_TEXT EXCERPT_
Third, we explored the possibility that the small numerical correlations are residuals which might arise from the fact that offloading behavior in both tasks is related to short-term memory capacity. We therefore ran partial correlation analyses (Kim, 2015) which controlled for Corsi capacity. In these analyses, we observed reduced correlations between the offloading measures in both tasks for the first session, r_P (51) = 0.11, p = 0.424, the second session, r_P (48) = 0.15, p = 0.292, as well as the pooled data, r_P (45) = 0.16, p = 0.280. Given the very small numerical correlation values, these analyses again do not provide any evidence that we missed small correlations due to a lack of power.

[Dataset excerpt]

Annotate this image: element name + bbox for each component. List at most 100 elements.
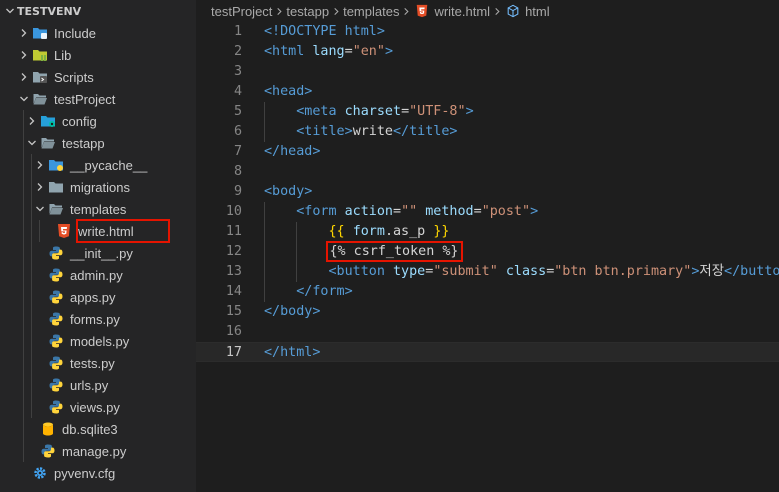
line-number: 4 [233, 84, 242, 99]
code-line[interactable]: 14 </form> [196, 282, 779, 302]
python-file-icon [48, 355, 64, 371]
code-text: <form action="" method="post"> [264, 202, 538, 222]
tree-item-label: testProject [54, 91, 116, 107]
database-file-icon [40, 421, 56, 437]
code-line[interactable]: 5 <meta charset="UTF-8"> [196, 102, 779, 122]
tree-item-manage-py[interactable]: manage.py [0, 440, 196, 462]
code-token: <body> [264, 184, 313, 199]
tree-item-label: tests.py [70, 355, 115, 371]
folder-python-icon [48, 157, 64, 173]
code-editor[interactable]: testProject testapp templates write.html htm… [196, 0, 779, 492]
tree-item-db-sqlite3[interactable]: db.sqlite3 [0, 418, 196, 440]
code-token: form [352, 224, 385, 239]
code-line[interactable]: 17 </html> [196, 342, 779, 362]
code-line[interactable]: 12 {% csrf_token %} [196, 241, 779, 262]
explorer-root-label: TESTVENV [17, 4, 82, 18]
breadcrumb-item[interactable]: templates [343, 4, 399, 19]
code-token: "btn btn.primary" [554, 264, 692, 279]
line-number: 17 [225, 345, 242, 360]
code-text: <title>write</title> [264, 122, 457, 142]
code-text: <body> [264, 182, 312, 202]
tree-item-label: manage.py [62, 443, 127, 459]
code-line[interactable]: 10 <form action="" method="post"> [196, 202, 779, 222]
breadcrumb-item[interactable]: testapp [286, 4, 329, 19]
tree-item-admin-py[interactable]: admin.py [0, 264, 196, 286]
indent-guide [31, 286, 32, 308]
code-line[interactable]: 15 </body> [196, 302, 779, 322]
indent-guide [23, 110, 24, 132]
tree-item-label: Lib [54, 47, 72, 63]
tree-item-pycache[interactable]: __pycache__ [0, 154, 196, 176]
tree-item-write-html[interactable]: write.html [0, 219, 196, 243]
tree-item-views-py[interactable]: views.py [0, 396, 196, 418]
breadcrumb-item[interactable]: write.html [434, 4, 490, 19]
code-line[interactable]: 2 <html lang="en"> [196, 42, 779, 62]
code-line[interactable]: 4 <head> [196, 82, 779, 102]
code-text: <button type="submit" class="btn btn.pri… [264, 262, 779, 282]
tree-item-testproject[interactable]: testProject [0, 88, 196, 110]
code-text: </form> [264, 282, 352, 302]
line-number: 2 [233, 44, 242, 59]
tree-item-label: __pycache__ [70, 157, 148, 173]
code-token: = [393, 204, 402, 219]
line-number: 3 [233, 64, 242, 79]
tree-item-label: admin.py [70, 267, 123, 283]
python-file-icon [48, 377, 64, 393]
code-token: action [344, 204, 393, 219]
tree-item-lib[interactable]: Lib [0, 44, 196, 66]
tree-item-migrations[interactable]: migrations [0, 176, 196, 198]
tree-item-label: testapp [62, 135, 105, 151]
breadcrumb-item[interactable]: testProject [211, 4, 272, 19]
folder-icon [48, 179, 64, 195]
tree-item-label: forms.py [70, 311, 120, 327]
explorer-sidebar: TESTVENV Include Lib Scripts testProject con… [0, 0, 196, 492]
code-text: {% csrf_token %} [264, 241, 463, 262]
code-token: type [393, 264, 426, 279]
code-token: = [401, 104, 410, 119]
line-number: 7 [233, 144, 242, 159]
code-line[interactable]: 16 [196, 322, 779, 342]
indent-guide [23, 154, 24, 176]
code-token: <meta [296, 104, 337, 119]
folder-lib-icon [32, 47, 48, 63]
breadcrumb-item[interactable]: html [525, 4, 550, 19]
tree-item-label: migrations [70, 179, 130, 195]
code-token: </html> [264, 345, 321, 360]
explorer-root-folder[interactable]: TESTVENV [0, 0, 196, 22]
code-token: {% csrf_token %} [325, 241, 463, 262]
tree-item-scripts[interactable]: Scripts [0, 66, 196, 88]
code-line[interactable]: 3 [196, 62, 779, 82]
tree-item-apps-py[interactable]: apps.py [0, 286, 196, 308]
code-line[interactable]: 13 <button type="submit" class="btn btn.… [196, 262, 779, 282]
tree-item-include[interactable]: Include [0, 22, 196, 44]
tree-item-config[interactable]: config [0, 110, 196, 132]
code-line[interactable]: 7 </head> [196, 142, 779, 162]
code-token: <button [328, 264, 385, 279]
code-token: </head> [264, 144, 321, 159]
tree-item-testapp[interactable]: testapp [0, 132, 196, 154]
code-token: </body> [264, 304, 321, 319]
indent-guide [23, 286, 24, 308]
code-line[interactable]: 8 [196, 162, 779, 182]
tree-item-urls-py[interactable]: urls.py [0, 374, 196, 396]
tree-item-init-py[interactable]: __init__.py [0, 242, 196, 264]
tree-item-tests-py[interactable]: tests.py [0, 352, 196, 374]
tree-item-templates[interactable]: templates [0, 198, 196, 220]
tree-item-pyvenv-cfg[interactable]: pyvenv.cfg [0, 462, 196, 484]
tree-item-label: views.py [70, 399, 120, 415]
indent-guide [23, 132, 24, 154]
code-line[interactable]: 11 {{ form.as_p }} [196, 222, 779, 242]
element-cube-icon [506, 4, 520, 18]
tree-item-models-py[interactable]: models.py [0, 330, 196, 352]
code-area[interactable]: 1 <!DOCTYPE html> 2 <html lang="en"> 3 4 <head… [196, 22, 779, 492]
code-line[interactable]: 6 <title>write</title> [196, 122, 779, 142]
code-line[interactable]: 9 <body> [196, 182, 779, 202]
indent-guide [31, 396, 32, 418]
code-line[interactable]: 1 <!DOCTYPE html> [196, 22, 779, 42]
tree-item-forms-py[interactable]: forms.py [0, 308, 196, 330]
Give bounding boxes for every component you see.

_GOALS_
a: Based on the passage on offloading correlations, explain in one to three sentences why the partial correlation analyses controlled for Corsi capacity.
b: In the passage on offloading correlations, what was the partial correlation for the pooled data?
c: Carry on the passage on offloading correlations from its last sentence.

_EXERCISE ANSWERS_
a: The small correlations between the offloading measures might have been residuals arising because offloading behavior in both tasks is related to short-term memory capacity. Controlling for Corsi capacity was meant to test that possibility.

b: r_P (45) = 0.16, p = 0.280

c:
Fourth and finally, because we could not take the reliability of our tasks into account when designing the study, we ran attenuation corrections in order to estimate the magnitude of the correlation coefficients that we would have observed if the tasks were perfectly reliable. Applying this correction (we used test–retest reliabilities as the most conservative estimate for reliability) showed that the correlation coefficients would increase from r_P = 0.17 to r_P = 0.22 in the first session, from r_P = 0.19 to r_P = 0.24 the second session, and from r_P = 0.20 to r_P = 0.25 with pooled data. The attenuation correction therefore shows that even if our tasks would have been perfectly reliable, the observed correlations still would have been substantially below the value of r = 0.35 for which we have powered our present study as we considered correlations of this magnitude to be relevant for the question whether offloading behavior reflects a stable tendency in individual difference across different tasks.

Relationship between cognitive offloading and short-term memory

In order to explore the relationship between offloading behavior (in the intention offloading task as well as the pattern copy task) and short-term memory, we conducted the corresponding preregistered correlation analyses. Additionally, we performed an exploratory analysis of the relationship between task performance in both offloading tasks as well as short-term memory.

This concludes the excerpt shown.